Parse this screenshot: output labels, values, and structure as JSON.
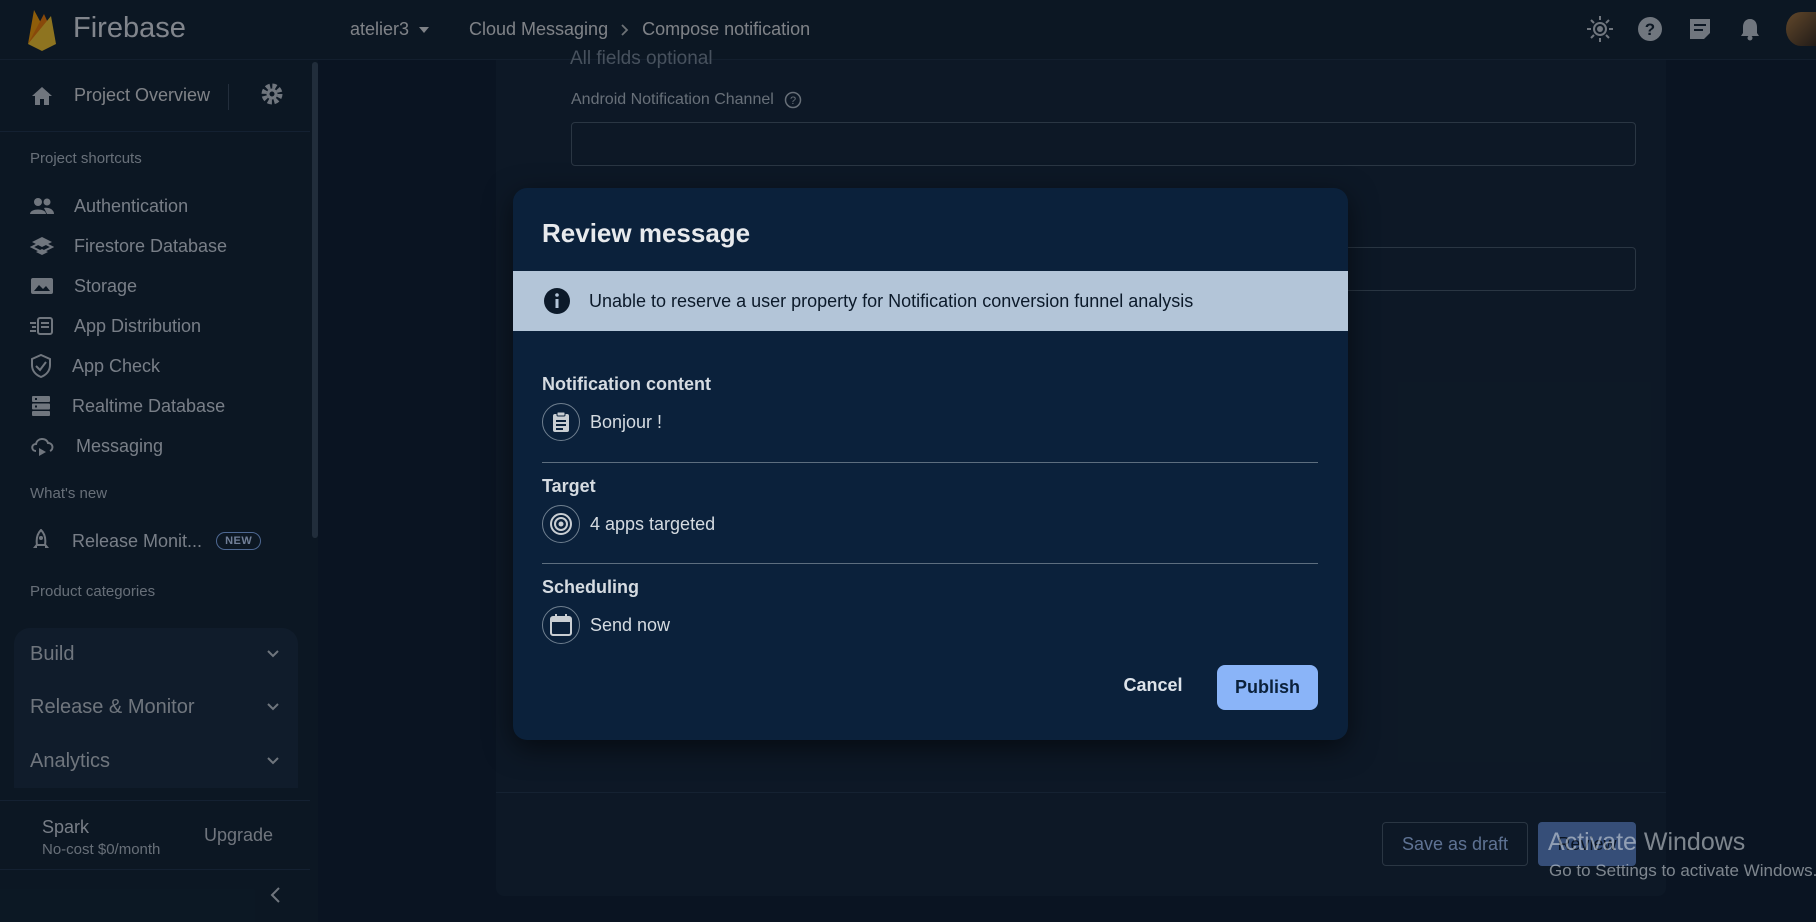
{
  "topbar": {
    "brand": "Firebase",
    "project": "atelier3",
    "breadcrumb": [
      "Cloud Messaging",
      "Compose notification"
    ],
    "icons": [
      "brightness-icon",
      "help-icon",
      "feedback-icon",
      "notifications-icon",
      "avatar"
    ]
  },
  "sidebar": {
    "overview": "Project Overview",
    "shortcuts_title": "Project shortcuts",
    "shortcuts": [
      {
        "label": "Authentication",
        "icon": "people-icon"
      },
      {
        "label": "Firestore Database",
        "icon": "firestore-icon"
      },
      {
        "label": "Storage",
        "icon": "image-icon"
      },
      {
        "label": "App Distribution",
        "icon": "app-distribution-icon"
      },
      {
        "label": "App Check",
        "icon": "shield-icon"
      },
      {
        "label": "Realtime Database",
        "icon": "database-icon"
      },
      {
        "label": "Messaging",
        "icon": "cloud-messaging-icon"
      }
    ],
    "whats_new_title": "What's new",
    "whats_new": {
      "label": "Release Monit...",
      "badge": "NEW"
    },
    "categories_title": "Product categories",
    "categories": [
      "Build",
      "Release & Monitor",
      "Analytics"
    ],
    "plan": {
      "name": "Spark",
      "price": "No-cost $0/month",
      "upgrade": "Upgrade"
    }
  },
  "main": {
    "fields_optional": "All fields optional",
    "channel_label": "Android Notification Channel",
    "channel_value": "",
    "save_draft": "Save as draft",
    "review": "Review"
  },
  "dialog": {
    "title": "Review message",
    "banner": "Unable to reserve a user property for Notification conversion funnel analysis",
    "sections": [
      {
        "heading": "Notification content",
        "value": "Bonjour !",
        "icon": "clipboard-icon"
      },
      {
        "heading": "Target",
        "value": "4 apps targeted",
        "icon": "target-icon"
      },
      {
        "heading": "Scheduling",
        "value": "Send now",
        "icon": "calendar-icon"
      }
    ],
    "cancel": "Cancel",
    "publish": "Publish"
  },
  "watermark": {
    "title": "Activate Windows",
    "subtitle": "Go to Settings to activate Windows."
  },
  "colors": {
    "background": "#0f1d2c",
    "dialog": "#0b213b",
    "banner": "#b3c5d8",
    "primary": "#8ab4f8"
  }
}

□ □ □ □

» **YOUR TASK**
Repeat each entry precisely as it appears. Leave the pictures out.

» **THE RESULT**
Parse this screenshot: output labels, values, and structure as JSON.
{
  "topbar": {
    "brand": "Firebase",
    "project": "atelier3",
    "breadcrumb": [
      "Cloud Messaging",
      "Compose notification"
    ],
    "icons": [
      "brightness-icon",
      "help-icon",
      "feedback-icon",
      "notifications-icon",
      "avatar"
    ]
  },
  "sidebar": {
    "overview": "Project Overview",
    "shortcuts_title": "Project shortcuts",
    "shortcuts": [
      {
        "label": "Authentication",
        "icon": "people-icon"
      },
      {
        "label": "Firestore Database",
        "icon": "firestore-icon"
      },
      {
        "label": "Storage",
        "icon": "image-icon"
      },
      {
        "label": "App Distribution",
        "icon": "app-distribution-icon"
      },
      {
        "label": "App Check",
        "icon": "shield-icon"
      },
      {
        "label": "Realtime Database",
        "icon": "database-icon"
      },
      {
        "label": "Messaging",
        "icon": "cloud-messaging-icon"
      }
    ],
    "whats_new_title": "What's new",
    "whats_new": {
      "label": "Release Monit...",
      "badge": "NEW"
    },
    "categories_title": "Product categories",
    "categories": [
      "Build",
      "Release & Monitor",
      "Analytics"
    ],
    "plan": {
      "name": "Spark",
      "price": "No-cost $0/month",
      "upgrade": "Upgrade"
    }
  },
  "main": {
    "fields_optional": "All fields optional",
    "channel_label": "Android Notification Channel",
    "channel_value": "",
    "save_draft": "Save as draft",
    "review": "Review"
  },
  "dialog": {
    "title": "Review message",
    "banner": "Unable to reserve a user property for Notification conversion funnel analysis",
    "sections": [
      {
        "heading": "Notification content",
        "value": "Bonjour !",
        "icon": "clipboard-icon"
      },
      {
        "heading": "Target",
        "value": "4 apps targeted",
        "icon": "target-icon"
      },
      {
        "heading": "Scheduling",
        "value": "Send now",
        "icon": "calendar-icon"
      }
    ],
    "cancel": "Cancel",
    "publish": "Publish"
  },
  "watermark": {
    "title": "Activate Windows",
    "subtitle": "Go to Settings to activate Windows."
  },
  "colors": {
    "background": "#0f1d2c",
    "dialog": "#0b213b",
    "banner": "#b3c5d8",
    "primary": "#8ab4f8"
  }
}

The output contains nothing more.